▶ [Exercise]:
Copy out the records precisely, omitting pictures.

▶ [Given data]:

——————

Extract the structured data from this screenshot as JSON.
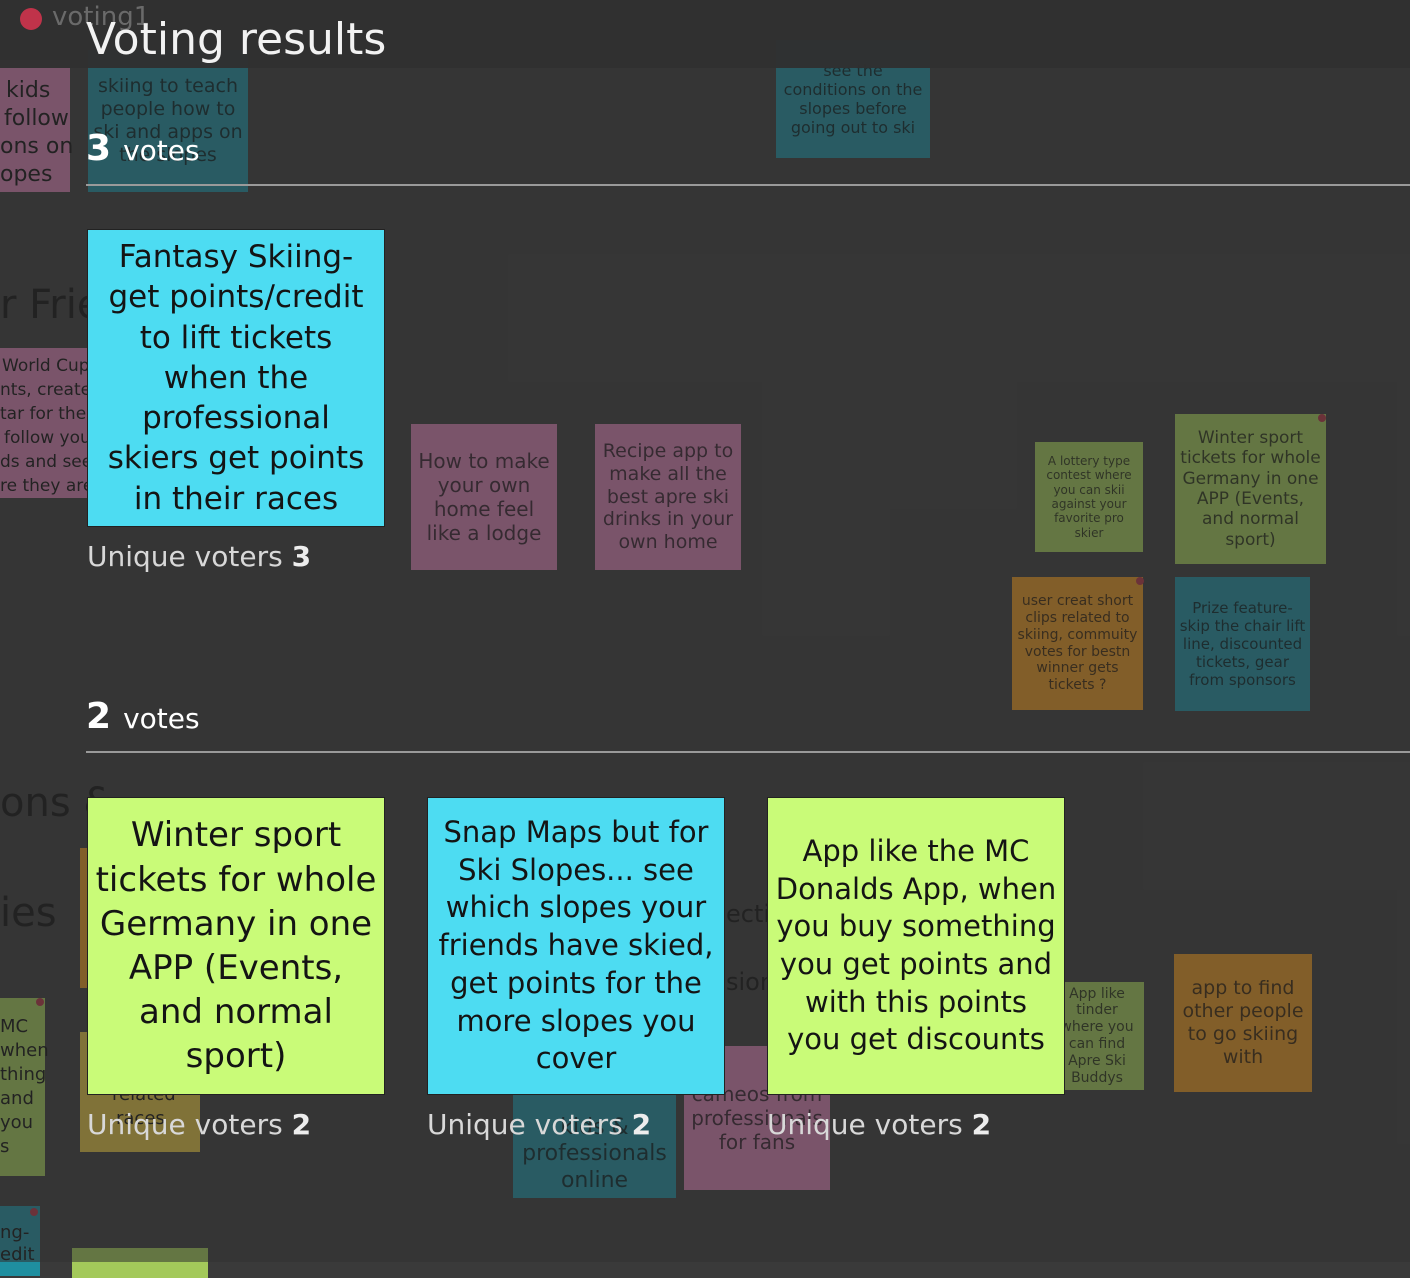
{
  "header": {
    "board_name": "voting1",
    "title": "Voting results"
  },
  "background": {
    "fragments": {
      "f1": "kids",
      "f2": "follow",
      "f3": "ons on",
      "f4": "opes",
      "f5": "r Frie",
      "f6": "World Cup",
      "f7": "nts, create",
      "f8": "tar for the",
      "f9": "follow you",
      "f10": "ds and see",
      "f11": "re they are",
      "f12": "ons &",
      "f13": "ies",
      "f14": "MC",
      "f15": "when",
      "f16": "thing",
      "f17": "and",
      "f18": "you",
      "f19": "s",
      "f20": "ng-",
      "f21": "edit",
      "f22": "related",
      "f23": "races",
      "f24": "ectin",
      "f25": "sion"
    },
    "notes": {
      "skiing_teach": "skiing to teach people how to ski and apps on the slopes",
      "conditions": "see the conditions on the slopes before going out to ski",
      "lodge": "How to make your own home feel like a lodge",
      "recipe": "Recipe app to make all the best apre ski drinks in your own home",
      "lottery": "A lottery type contest where you can skii against your favorite pro skier",
      "winter_small": "Winter sport tickets for whole Germany in one APP (Events, and normal sport)",
      "clips": "user creat short clips related to skiing, commuity votes for bestn winner gets tickets ?",
      "prize": "Prize feature- skip the chair lift line, discounted tickets, gear from sponsors",
      "kids_pros": "kids & professionals online",
      "cameos": "cameos from professionals for fans",
      "tinder": "App like tinder where you can find Apre Ski Buddys",
      "find_people": "app to find other people to go skiing with"
    }
  },
  "groups": [
    {
      "count": "3",
      "label": "votes",
      "ideas": [
        {
          "text": "Fantasy Skiing- get points/credit to lift tickets when the professional skiers get points in their races",
          "color": "#4ddcf2",
          "voters_label": "Unique voters",
          "voters_count": "3"
        }
      ]
    },
    {
      "count": "2",
      "label": "votes",
      "ideas": [
        {
          "text": "Winter sport tickets for whole Germany in one APP (Events, and normal sport)",
          "color": "#c9fb78",
          "voters_label": "Unique voters",
          "voters_count": "2"
        },
        {
          "text": "Snap Maps but for Ski Slopes... see which slopes your friends have skied, get points for the more slopes you cover",
          "color": "#4ddcf2",
          "voters_label": "Unique voters",
          "voters_count": "2"
        },
        {
          "text": "App like the MC Donalds App, when you buy something you get points and with this points you get discounts",
          "color": "#c9fb78",
          "voters_label": "Unique voters",
          "voters_count": "2"
        }
      ]
    }
  ]
}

——————

▶ [Solution]:
Extract the structured data from this screenshot as JSON.
{
  "header": {
    "board_name": "voting1",
    "title": "Voting results"
  },
  "background": {
    "fragments": {
      "f1": "kids",
      "f2": "follow",
      "f3": "ons on",
      "f4": "opes",
      "f5": "r Frie",
      "f6": "World Cup",
      "f7": "nts, create",
      "f8": "tar for the",
      "f9": "follow you",
      "f10": "ds and see",
      "f11": "re they are",
      "f12": "ons &",
      "f13": "ies",
      "f14": "MC",
      "f15": "when",
      "f16": "thing",
      "f17": "and",
      "f18": "you",
      "f19": "s",
      "f20": "ng-",
      "f21": "edit",
      "f22": "related",
      "f23": "races",
      "f24": "ectin",
      "f25": "sion"
    },
    "notes": {
      "skiing_teach": "skiing to teach people how to ski and apps on the slopes",
      "conditions": "see the conditions on the slopes before going out to ski",
      "lodge": "How to make your own home feel like a lodge",
      "recipe": "Recipe app to make all the best apre ski drinks in your own home",
      "lottery": "A lottery type contest where you can skii against your favorite pro skier",
      "winter_small": "Winter sport tickets for whole Germany in one APP (Events, and normal sport)",
      "clips": "user creat short clips related to skiing, commuity votes for bestn winner gets tickets ?",
      "prize": "Prize feature- skip the chair lift line, discounted tickets, gear from sponsors",
      "kids_pros": "kids & professionals online",
      "cameos": "cameos from professionals for fans",
      "tinder": "App like tinder where you can find Apre Ski Buddys",
      "find_people": "app to find other people to go skiing with"
    }
  },
  "groups": [
    {
      "count": "3",
      "label": "votes",
      "ideas": [
        {
          "text": "Fantasy Skiing- get points/credit to lift tickets when the professional skiers get points in their races",
          "color": "#4ddcf2",
          "voters_label": "Unique voters",
          "voters_count": "3"
        }
      ]
    },
    {
      "count": "2",
      "label": "votes",
      "ideas": [
        {
          "text": "Winter sport tickets for whole Germany in one APP (Events, and normal sport)",
          "color": "#c9fb78",
          "voters_label": "Unique voters",
          "voters_count": "2"
        },
        {
          "text": "Snap Maps but for Ski Slopes... see which slopes your friends have skied, get points for the more slopes you cover",
          "color": "#4ddcf2",
          "voters_label": "Unique voters",
          "voters_count": "2"
        },
        {
          "text": "App like the MC Donalds App, when you buy something you get points and with this points you get discounts",
          "color": "#c9fb78",
          "voters_label": "Unique voters",
          "voters_count": "2"
        }
      ]
    }
  ]
}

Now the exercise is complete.